SHORT EXERCISE:
Work out how many lines of the data hold the string "autorange", and reply with that number alone.

Start DATA SHOWN

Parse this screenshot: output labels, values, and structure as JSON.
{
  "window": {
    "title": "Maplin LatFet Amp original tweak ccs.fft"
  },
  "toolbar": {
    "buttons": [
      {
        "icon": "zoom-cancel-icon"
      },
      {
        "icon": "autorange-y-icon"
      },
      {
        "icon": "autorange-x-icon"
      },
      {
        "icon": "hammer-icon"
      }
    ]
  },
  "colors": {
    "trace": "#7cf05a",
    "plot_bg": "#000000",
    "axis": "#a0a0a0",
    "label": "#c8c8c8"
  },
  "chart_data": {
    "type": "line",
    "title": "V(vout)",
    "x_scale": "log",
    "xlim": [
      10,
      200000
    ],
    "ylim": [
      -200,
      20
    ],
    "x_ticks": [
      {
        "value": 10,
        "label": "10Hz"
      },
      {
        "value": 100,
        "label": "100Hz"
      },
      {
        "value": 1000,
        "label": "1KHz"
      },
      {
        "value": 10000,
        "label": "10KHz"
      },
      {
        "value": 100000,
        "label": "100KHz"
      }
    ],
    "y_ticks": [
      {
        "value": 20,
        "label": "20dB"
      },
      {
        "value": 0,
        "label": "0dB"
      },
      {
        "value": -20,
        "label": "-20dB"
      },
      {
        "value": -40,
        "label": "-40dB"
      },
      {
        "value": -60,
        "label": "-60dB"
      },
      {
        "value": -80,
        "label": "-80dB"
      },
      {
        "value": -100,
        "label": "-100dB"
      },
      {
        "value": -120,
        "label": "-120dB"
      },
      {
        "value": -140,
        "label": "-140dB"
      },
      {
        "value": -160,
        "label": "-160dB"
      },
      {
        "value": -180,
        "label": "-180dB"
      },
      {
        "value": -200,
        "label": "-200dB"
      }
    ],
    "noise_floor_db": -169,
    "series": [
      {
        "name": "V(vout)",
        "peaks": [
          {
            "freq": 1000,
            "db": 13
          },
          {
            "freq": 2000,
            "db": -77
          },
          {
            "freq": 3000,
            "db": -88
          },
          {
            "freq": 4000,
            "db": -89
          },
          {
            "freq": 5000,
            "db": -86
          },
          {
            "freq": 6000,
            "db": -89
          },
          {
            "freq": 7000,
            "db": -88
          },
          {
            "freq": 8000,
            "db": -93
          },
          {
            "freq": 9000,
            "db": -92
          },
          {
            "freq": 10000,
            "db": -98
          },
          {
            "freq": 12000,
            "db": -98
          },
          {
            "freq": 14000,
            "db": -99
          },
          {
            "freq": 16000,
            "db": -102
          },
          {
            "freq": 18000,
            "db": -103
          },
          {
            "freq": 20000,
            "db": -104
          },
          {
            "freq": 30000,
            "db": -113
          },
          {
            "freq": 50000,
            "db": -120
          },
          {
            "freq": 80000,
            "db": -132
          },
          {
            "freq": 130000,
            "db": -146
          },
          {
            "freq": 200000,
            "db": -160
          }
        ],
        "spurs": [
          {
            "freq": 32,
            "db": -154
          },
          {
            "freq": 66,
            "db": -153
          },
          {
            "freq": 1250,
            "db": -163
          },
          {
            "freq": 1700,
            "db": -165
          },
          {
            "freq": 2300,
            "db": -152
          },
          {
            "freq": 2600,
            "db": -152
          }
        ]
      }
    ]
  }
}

End DATA SHOWN

ANSWER TO THIS PROBLEM:
2